Dataset items
START

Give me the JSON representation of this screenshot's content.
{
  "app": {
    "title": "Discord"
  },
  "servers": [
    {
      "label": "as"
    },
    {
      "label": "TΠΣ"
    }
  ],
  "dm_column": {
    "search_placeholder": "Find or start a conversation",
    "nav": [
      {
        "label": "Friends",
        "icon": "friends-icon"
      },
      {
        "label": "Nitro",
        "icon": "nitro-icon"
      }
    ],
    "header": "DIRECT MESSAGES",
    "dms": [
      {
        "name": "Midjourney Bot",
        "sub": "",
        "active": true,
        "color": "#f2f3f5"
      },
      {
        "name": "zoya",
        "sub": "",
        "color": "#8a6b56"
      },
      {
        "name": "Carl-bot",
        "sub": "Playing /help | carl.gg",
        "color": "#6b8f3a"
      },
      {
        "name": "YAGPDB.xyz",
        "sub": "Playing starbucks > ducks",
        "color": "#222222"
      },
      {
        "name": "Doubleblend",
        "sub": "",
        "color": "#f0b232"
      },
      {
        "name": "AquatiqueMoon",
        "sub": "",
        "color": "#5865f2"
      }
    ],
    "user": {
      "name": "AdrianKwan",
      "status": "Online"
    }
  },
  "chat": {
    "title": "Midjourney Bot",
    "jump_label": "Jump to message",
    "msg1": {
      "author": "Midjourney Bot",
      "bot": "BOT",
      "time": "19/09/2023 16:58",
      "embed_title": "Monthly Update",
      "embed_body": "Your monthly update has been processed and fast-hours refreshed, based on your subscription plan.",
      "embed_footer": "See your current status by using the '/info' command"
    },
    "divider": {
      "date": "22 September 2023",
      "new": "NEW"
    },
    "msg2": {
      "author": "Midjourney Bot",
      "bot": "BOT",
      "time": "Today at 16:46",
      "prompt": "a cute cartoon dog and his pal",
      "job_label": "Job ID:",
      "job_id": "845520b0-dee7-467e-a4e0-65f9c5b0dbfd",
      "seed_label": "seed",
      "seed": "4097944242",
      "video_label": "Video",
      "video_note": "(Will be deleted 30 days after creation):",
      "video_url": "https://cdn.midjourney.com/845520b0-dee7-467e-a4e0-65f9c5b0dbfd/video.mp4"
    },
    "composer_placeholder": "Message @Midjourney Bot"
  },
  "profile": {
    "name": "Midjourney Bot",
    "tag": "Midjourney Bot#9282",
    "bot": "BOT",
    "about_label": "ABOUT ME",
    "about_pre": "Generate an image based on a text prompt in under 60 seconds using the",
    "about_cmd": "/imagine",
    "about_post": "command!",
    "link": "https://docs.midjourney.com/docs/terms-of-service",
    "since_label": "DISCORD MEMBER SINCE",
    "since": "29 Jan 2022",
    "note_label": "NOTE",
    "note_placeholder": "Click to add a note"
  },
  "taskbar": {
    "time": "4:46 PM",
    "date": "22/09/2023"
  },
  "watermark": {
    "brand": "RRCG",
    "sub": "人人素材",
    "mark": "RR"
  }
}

END
START

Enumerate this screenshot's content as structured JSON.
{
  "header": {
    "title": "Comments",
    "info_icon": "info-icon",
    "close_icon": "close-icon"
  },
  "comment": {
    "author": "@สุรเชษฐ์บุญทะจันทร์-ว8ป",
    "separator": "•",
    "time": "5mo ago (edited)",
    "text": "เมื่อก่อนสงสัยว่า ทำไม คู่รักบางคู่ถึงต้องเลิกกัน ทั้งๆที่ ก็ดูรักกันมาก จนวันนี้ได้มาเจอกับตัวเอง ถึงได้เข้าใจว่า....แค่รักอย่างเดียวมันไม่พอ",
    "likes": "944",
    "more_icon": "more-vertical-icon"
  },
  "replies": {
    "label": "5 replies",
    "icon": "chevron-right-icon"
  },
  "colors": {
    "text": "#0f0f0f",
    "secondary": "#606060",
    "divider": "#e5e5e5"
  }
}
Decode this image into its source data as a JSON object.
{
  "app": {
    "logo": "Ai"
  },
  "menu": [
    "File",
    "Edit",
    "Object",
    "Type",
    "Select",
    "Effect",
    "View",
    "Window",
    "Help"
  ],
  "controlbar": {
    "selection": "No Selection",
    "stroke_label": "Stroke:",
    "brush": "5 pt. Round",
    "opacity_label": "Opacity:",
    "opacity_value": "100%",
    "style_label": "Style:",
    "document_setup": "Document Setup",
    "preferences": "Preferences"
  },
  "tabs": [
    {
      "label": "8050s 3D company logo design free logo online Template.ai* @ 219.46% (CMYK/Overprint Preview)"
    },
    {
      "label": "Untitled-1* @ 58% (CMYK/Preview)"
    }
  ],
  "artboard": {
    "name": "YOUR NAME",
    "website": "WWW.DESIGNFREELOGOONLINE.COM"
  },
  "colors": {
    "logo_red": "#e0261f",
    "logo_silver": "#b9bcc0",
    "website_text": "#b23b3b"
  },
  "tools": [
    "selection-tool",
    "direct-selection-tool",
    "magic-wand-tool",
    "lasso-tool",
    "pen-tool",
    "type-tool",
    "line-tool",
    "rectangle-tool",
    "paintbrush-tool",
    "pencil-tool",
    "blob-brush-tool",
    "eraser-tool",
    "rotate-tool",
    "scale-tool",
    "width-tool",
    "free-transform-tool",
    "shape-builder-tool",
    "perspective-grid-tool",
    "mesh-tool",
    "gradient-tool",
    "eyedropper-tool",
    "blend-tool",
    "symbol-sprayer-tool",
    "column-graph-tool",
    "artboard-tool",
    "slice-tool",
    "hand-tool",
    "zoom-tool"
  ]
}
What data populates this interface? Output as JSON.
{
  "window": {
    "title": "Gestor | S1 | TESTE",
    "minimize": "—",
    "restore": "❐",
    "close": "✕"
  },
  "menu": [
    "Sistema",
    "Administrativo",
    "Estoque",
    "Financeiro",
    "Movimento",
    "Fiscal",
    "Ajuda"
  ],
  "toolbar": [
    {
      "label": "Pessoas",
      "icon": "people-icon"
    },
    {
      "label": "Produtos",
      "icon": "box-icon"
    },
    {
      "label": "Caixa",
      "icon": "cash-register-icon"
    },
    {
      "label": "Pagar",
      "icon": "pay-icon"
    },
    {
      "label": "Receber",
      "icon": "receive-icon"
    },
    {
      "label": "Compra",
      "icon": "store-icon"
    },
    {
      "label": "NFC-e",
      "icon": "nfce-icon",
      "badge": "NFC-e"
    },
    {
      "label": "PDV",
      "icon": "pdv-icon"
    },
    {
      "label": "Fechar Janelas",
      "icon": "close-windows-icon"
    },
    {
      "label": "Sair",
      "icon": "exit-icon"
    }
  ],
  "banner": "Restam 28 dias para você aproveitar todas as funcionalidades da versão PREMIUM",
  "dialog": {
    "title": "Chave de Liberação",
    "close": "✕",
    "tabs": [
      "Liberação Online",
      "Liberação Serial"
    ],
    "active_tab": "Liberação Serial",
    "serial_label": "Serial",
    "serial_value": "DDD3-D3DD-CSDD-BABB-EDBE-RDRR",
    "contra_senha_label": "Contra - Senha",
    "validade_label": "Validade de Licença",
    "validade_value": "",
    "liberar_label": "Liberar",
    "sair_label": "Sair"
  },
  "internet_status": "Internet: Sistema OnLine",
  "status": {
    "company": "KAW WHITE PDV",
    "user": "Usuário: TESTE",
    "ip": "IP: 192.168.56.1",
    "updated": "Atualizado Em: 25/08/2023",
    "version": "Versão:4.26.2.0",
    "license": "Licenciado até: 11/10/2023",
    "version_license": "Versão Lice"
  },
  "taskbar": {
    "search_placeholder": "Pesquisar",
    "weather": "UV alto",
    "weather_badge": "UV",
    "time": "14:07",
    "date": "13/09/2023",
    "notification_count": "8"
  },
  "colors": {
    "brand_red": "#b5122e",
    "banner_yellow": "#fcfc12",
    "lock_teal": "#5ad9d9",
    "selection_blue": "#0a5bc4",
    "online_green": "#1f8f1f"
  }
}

END

■ Task statement ■
Copy, from the material, each line that holds the string "JSON".

■ Answer to the problem ■
Give me the JSON representation of this screenshot's content.
Enumerate this screenshot's content as structured JSON.
Decode this image into its source data as a JSON object.
What data populates this interface? Output as JSON.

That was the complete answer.